§ Exercise description:
Return every line of the material exactly.

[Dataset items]
▶
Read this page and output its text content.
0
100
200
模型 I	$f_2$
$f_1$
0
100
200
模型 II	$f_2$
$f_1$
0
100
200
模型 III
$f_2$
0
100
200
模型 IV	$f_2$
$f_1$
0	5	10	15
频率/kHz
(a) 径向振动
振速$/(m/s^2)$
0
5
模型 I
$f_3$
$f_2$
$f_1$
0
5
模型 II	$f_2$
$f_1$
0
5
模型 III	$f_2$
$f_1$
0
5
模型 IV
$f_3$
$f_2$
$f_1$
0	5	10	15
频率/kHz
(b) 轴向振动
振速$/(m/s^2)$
◀
§ Answer to the problem:
Read this page and output its text content.
0
100
200
模型 I	$f_2$
$f_1$
0
100
200
模型 II	$f_2$
$f_1$
0
100
200
模型 III
$f_2$
0
100
200
模型 IV	$f_2$
$f_1$
0	5	10	15
频率/kHz
(a) 径向振动
振速$/(m/s^2)$
0
5
模型 I
$f_3$
$f_2$
$f_1$
0
5
模型 II	$f_2$
$f_1$
0
5
模型 III	$f_2$
$f_1$
0
5
模型 IV
$f_3$
$f_2$
$f_1$
0	5	10	15
频率/kHz
(b) 轴向振动
振速$/(m/s^2)$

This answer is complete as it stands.